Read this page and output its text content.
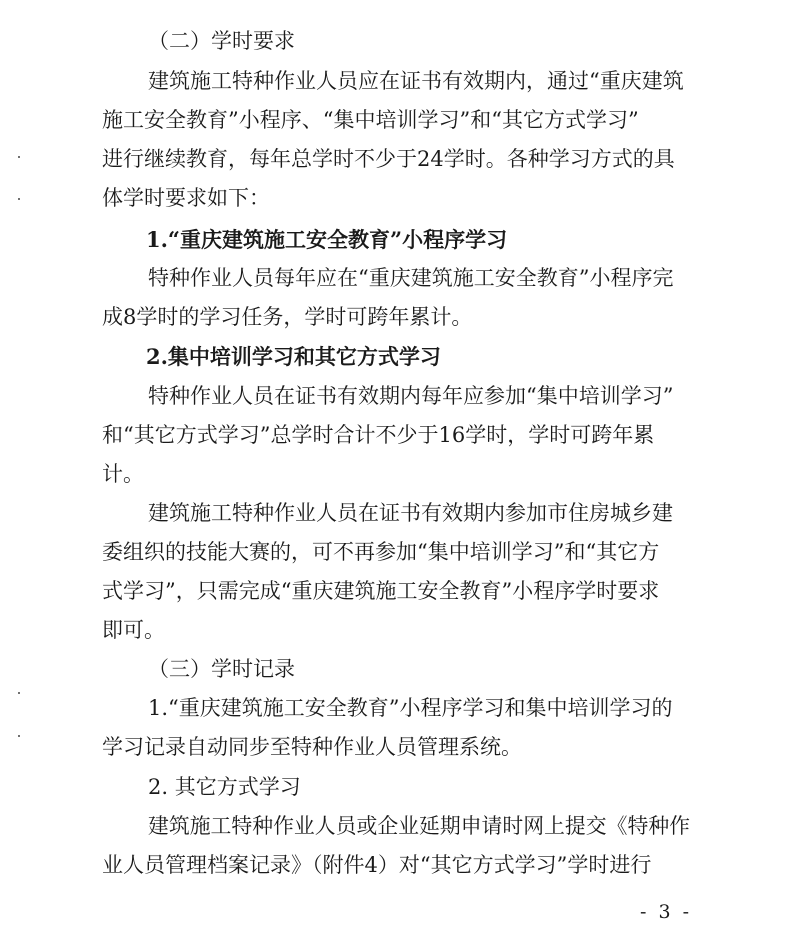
（二）学时要求
建筑施工特种作业人员应在证书有效期内，通过“重庆建筑
施工安全教育”小程序、“集中培训学习”和“其它方式学习”
进行继续教育，每年总学时不少于24学时。各种学习方式的具
体学时要求如下：
1.“重庆建筑施工安全教育”小程序学习
特种作业人员每年应在“重庆建筑施工安全教育”小程序完
成8学时的学习任务，学时可跨年累计。
2.集中培训学习和其它方式学习
特种作业人员在证书有效期内每年应参加“集中培训学习”
和“其它方式学习”总学时合计不少于16学时，学时可跨年累
计。
建筑施工特种作业人员在证书有效期内参加市住房城乡建
委组织的技能大赛的，可不再参加“集中培训学习”和“其它方
式学习”，只需完成“重庆建筑施工安全教育”小程序学时要求
即可。
（三）学时记录
1.“重庆建筑施工安全教育”小程序学习和集中培训学习的
学习记录自动同步至特种作业人员管理系统。
2. 其它方式学习
建筑施工特种作业人员或企业延期申请时网上提交《特种作
业人员管理档案记录》（附件4）对“其它方式学习”学时进行
- 3 -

STATED EXERCISE:
Where a line of the entries contains the word "重庆建筑施工安全教育", copy that line.

COMPLETED EXERCISE:
1.“重庆建筑施工安全教育”小程序学习
特种作业人员每年应在“重庆建筑施工安全教育”小程序完
式学习”，只需完成“重庆建筑施工安全教育”小程序学时要求
1.“重庆建筑施工安全教育”小程序学习和集中培训学习的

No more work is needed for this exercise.